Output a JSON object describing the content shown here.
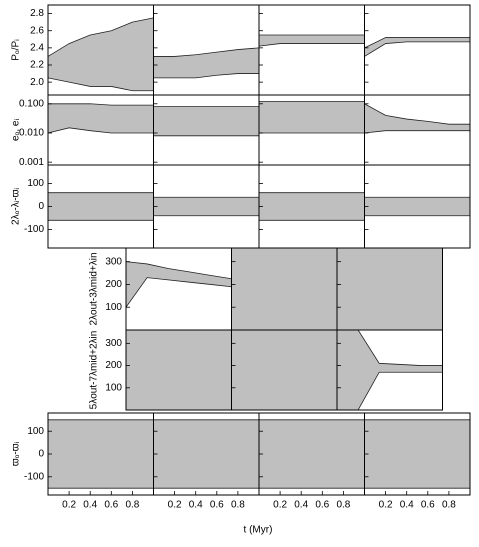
{
  "chart_data": [
    {
      "type": "band",
      "ylabel": "Pₒ/Pᵢ",
      "xlim": [
        0,
        1
      ],
      "ylim": [
        1.85,
        2.9
      ],
      "yticks": [
        {
          "value": 2,
          "label": "2.0"
        },
        2.2,
        2.4,
        2.6,
        2.8
      ],
      "x": [
        0,
        0.2,
        0.4,
        0.6,
        0.8,
        1
      ],
      "panels": [
        {
          "lower": [
            2.05,
            2.0,
            1.95,
            1.95,
            1.9,
            1.9
          ],
          "upper": [
            2.3,
            2.45,
            2.55,
            2.6,
            2.7,
            2.75
          ]
        },
        {
          "lower": [
            2.05,
            2.05,
            2.05,
            2.08,
            2.1,
            2.1
          ],
          "upper": [
            2.3,
            2.3,
            2.32,
            2.35,
            2.38,
            2.4
          ]
        },
        {
          "lower": [
            2.42,
            2.45,
            2.45,
            2.45,
            2.45,
            2.45
          ],
          "upper": [
            2.55,
            2.55,
            2.55,
            2.55,
            2.55,
            2.55
          ]
        },
        {
          "lower": [
            2.3,
            2.45,
            2.47,
            2.47,
            2.47,
            2.47
          ],
          "upper": [
            2.4,
            2.52,
            2.52,
            2.52,
            2.52,
            2.52
          ]
        }
      ]
    },
    {
      "type": "band",
      "ylabel": "eₒ, eᵢ",
      "log_scale": true,
      "xlim": [
        0,
        1
      ],
      "ylim": [
        0.0008,
        0.2
      ],
      "yticks": [
        0.001,
        {
          "value": 0.01,
          "label": "0.010"
        },
        {
          "value": 0.1,
          "label": "0.100"
        }
      ],
      "x": [
        0,
        0.2,
        0.4,
        0.6,
        0.8,
        1
      ],
      "panels": [
        {
          "lower": [
            0.01,
            0.015,
            0.012,
            0.01,
            0.01,
            0.01
          ],
          "upper": [
            0.1,
            0.1,
            0.1,
            0.09,
            0.09,
            0.09
          ]
        },
        {
          "lower": [
            0.008,
            0.008,
            0.008,
            0.008,
            0.008,
            0.008
          ],
          "upper": [
            0.08,
            0.08,
            0.08,
            0.08,
            0.08,
            0.08
          ]
        },
        {
          "lower": [
            0.01,
            0.01,
            0.01,
            0.01,
            0.01,
            0.01
          ],
          "upper": [
            0.12,
            0.12,
            0.12,
            0.12,
            0.12,
            0.12
          ]
        },
        {
          "lower": [
            0.01,
            0.012,
            0.012,
            0.012,
            0.012,
            0.012
          ],
          "upper": [
            0.1,
            0.04,
            0.03,
            0.025,
            0.02,
            0.02
          ]
        }
      ]
    },
    {
      "type": "band",
      "ylabel": "2λₒ-λᵢ-ϖᵢ",
      "xlim": [
        0,
        1
      ],
      "ylim": [
        -180,
        180
      ],
      "yticks": [
        -100,
        0,
        100
      ],
      "x": [
        0,
        0.2,
        0.4,
        0.6,
        0.8,
        1
      ],
      "panels": [
        {
          "lower": [
            -60,
            -60,
            -60,
            -60,
            -60,
            -60
          ],
          "upper": [
            60,
            60,
            60,
            60,
            60,
            60
          ]
        },
        {
          "lower": [
            -40,
            -40,
            -40,
            -40,
            -40,
            -40
          ],
          "upper": [
            40,
            40,
            40,
            40,
            40,
            40
          ]
        },
        {
          "lower": [
            -60,
            -60,
            -60,
            -60,
            -60,
            -60
          ],
          "upper": [
            60,
            60,
            60,
            60,
            60,
            60
          ]
        },
        {
          "lower": [
            -40,
            -40,
            -40,
            -40,
            -40,
            -40
          ],
          "upper": [
            40,
            40,
            40,
            40,
            40,
            40
          ]
        }
      ]
    },
    {
      "type": "band",
      "ylabel": "2λout-3λmid+λin",
      "xlim": [
        0,
        1
      ],
      "ylim": [
        0,
        360
      ],
      "yticks": [
        100,
        200,
        300
      ],
      "x": [
        0,
        0.2,
        0.4,
        0.6,
        0.8,
        1
      ],
      "panels": [
        {
          "lower": [
            100,
            230,
            220,
            210,
            200,
            190
          ],
          "upper": [
            300,
            290,
            270,
            255,
            240,
            225
          ]
        },
        {
          "lower": [
            0,
            0,
            0,
            0,
            0,
            0
          ],
          "upper": [
            360,
            360,
            360,
            360,
            360,
            360
          ]
        },
        {
          "lower": [
            0,
            0,
            0,
            0,
            0,
            0
          ],
          "upper": [
            360,
            360,
            360,
            360,
            360,
            360
          ]
        }
      ]
    },
    {
      "type": "band",
      "ylabel": "5λout-7λmid+2λin",
      "xlim": [
        0,
        1
      ],
      "ylim": [
        0,
        360
      ],
      "yticks": [
        100,
        200,
        300
      ],
      "x": [
        0,
        0.2,
        0.4,
        0.6,
        0.8,
        1
      ],
      "panels": [
        {
          "lower": [
            0,
            0,
            0,
            0,
            0,
            0
          ],
          "upper": [
            360,
            360,
            360,
            360,
            360,
            360
          ]
        },
        {
          "lower": [
            0,
            0,
            0,
            0,
            0,
            0
          ],
          "upper": [
            360,
            360,
            360,
            360,
            360,
            360
          ]
        },
        {
          "lower": [
            0,
            0,
            170,
            170,
            170,
            170
          ],
          "upper": [
            360,
            360,
            210,
            205,
            200,
            200
          ]
        }
      ]
    },
    {
      "type": "band",
      "ylabel": "ϖₒ-ϖᵢ",
      "xlabel": "t (Myr)",
      "xlim": [
        0,
        1
      ],
      "ylim": [
        -180,
        180
      ],
      "yticks": [
        -100,
        0,
        100
      ],
      "xticks": [
        0.2,
        0.4,
        0.6,
        0.8
      ],
      "x": [
        0,
        0.2,
        0.4,
        0.6,
        0.8,
        1
      ],
      "panels": [
        {
          "lower": [
            -150,
            -150,
            -150,
            -150,
            -150,
            -150
          ],
          "upper": [
            150,
            150,
            150,
            150,
            150,
            150
          ]
        },
        {
          "lower": [
            -150,
            -150,
            -150,
            -150,
            -150,
            -150
          ],
          "upper": [
            150,
            150,
            150,
            150,
            150,
            150
          ]
        },
        {
          "lower": [
            -150,
            -150,
            -150,
            -150,
            -150,
            -150
          ],
          "upper": [
            150,
            150,
            150,
            150,
            150,
            150
          ]
        },
        {
          "lower": [
            -150,
            -150,
            -150,
            -150,
            -150,
            -150
          ],
          "upper": [
            150,
            150,
            150,
            150,
            150,
            150
          ]
        }
      ]
    }
  ]
}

#### Exercise details:
Pick out the lines that have the word "ylabel". Copy them all.

#### Output below:
      "ylabel": "Pₒ/Pᵢ",
      "ylabel": "eₒ, eᵢ",
      "ylabel": "2λₒ-λᵢ-ϖᵢ",
      "ylabel": "2λout-3λmid+λin",
      "ylabel": "5λout-7λmid+2λin",
      "ylabel": "ϖₒ-ϖᵢ",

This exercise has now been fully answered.